▶ Directions
Write out the records beneath this line exactly as they appear, minus any images.

================================

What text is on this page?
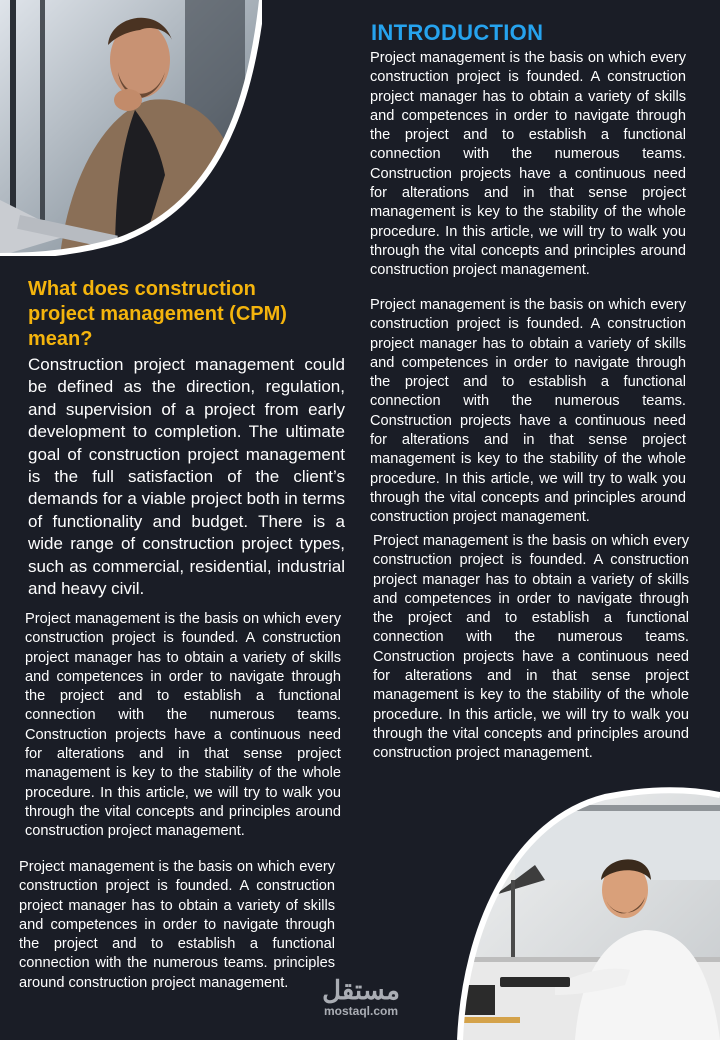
INTRODUCTION

Project management is the basis on which every construction project is founded. A construction project manager has to obtain a variety of skills and competences in order to navigate through the project and to establish a functional connection with the numerous teams. Construction projects have a continuous need for alterations and in that sense project management is key to the stability of the whole procedure. In this article, we will try to walk you through the vital concepts and principles around construction project management.

Project management is the basis on which every construction project is founded. A construction project manager has to obtain a variety of skills and competences in order to navigate through the project and to establish a functional connection with the numerous teams. Construction projects have a continuous need for alterations and in that sense project management is key to the stability of the whole procedure. In this article, we will try to walk you through the vital concepts and principles around construction project management.

Project management is the basis on which every construction project is founded. A construction project manager has to obtain a variety of skills and competences in order to navigate through the project and to establish a functional connection with the numerous teams. Construction projects have a continuous need for alterations and in that sense project management is key to the stability of the whole procedure. In this article, we will try to walk you through the vital concepts and principles around construction project management.

What does construction project management (CPM) mean?

Construction project management could be defined as the direction, regulation, and supervision of a project from early development to completion. The ultimate goal of construction project management is the full satisfaction of the client’s demands for a viable project both in terms of functionality and budget. There is a wide range of construction project types, such as commercial, residential, industrial and heavy civil.

Project management is the basis on which every construction project is founded. A construction project manager has to obtain a variety of skills and competences in order to navigate through the project and to establish a functional connection with the numerous teams. Construction projects have a continuous need for alterations and in that sense project management is key to the stability of the whole procedure. In this article, we will try to walk you through the vital concepts and principles around construction project management.

Project management is the basis on which every construction project is founded. A construction project manager has to obtain a variety of skills and competences in order to navigate through the project and to establish a functional connection with the numerous teams. principles around construction project management.	مستقل
mostaql.com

================================

▶ In response
What text is on this page?
INTRODUCTION

Project management is the basis on which every construction project is founded. A construction project manager has to obtain a variety of skills and competences in order to navigate through the project and to establish a functional connection with the numerous teams. Construction projects have a continuous need for alterations and in that sense project management is key to the stability of the whole procedure. In this article, we will try to walk you through the vital concepts and principles around construction project management.

Project management is the basis on which every construction project is founded. A construction project manager has to obtain a variety of skills and competences in order to navigate through the project and to establish a functional connection with the numerous teams. Construction projects have a continuous need for alterations and in that sense project management is key to the stability of the whole procedure. In this article, we will try to walk you through the vital concepts and principles around construction project management.

Project management is the basis on which every construction project is founded. A construction project manager has to obtain a variety of skills and competences in order to navigate through the project and to establish a functional connection with the numerous teams. Construction projects have a continuous need for alterations and in that sense project management is key to the stability of the whole procedure. In this article, we will try to walk you through the vital concepts and principles around construction project management.

What does construction project management (CPM) mean?

Construction project management could be defined as the direction, regulation, and supervision of a project from early development to completion. The ultimate goal of construction project management is the full satisfaction of the client’s demands for a viable project both in terms of functionality and budget. There is a wide range of construction project types, such as commercial, residential, industrial and heavy civil.

Project management is the basis on which every construction project is founded. A construction project manager has to obtain a variety of skills and competences in order to navigate through the project and to establish a functional connection with the numerous teams. Construction projects have a continuous need for alterations and in that sense project management is key to the stability of the whole procedure. In this article, we will try to walk you through the vital concepts and principles around construction project management.

Project management is the basis on which every construction project is founded. A construction project manager has to obtain a variety of skills and competences in order to navigate through the project and to establish a functional connection with the numerous teams. principles around construction project management.	مستقل
mostaql.com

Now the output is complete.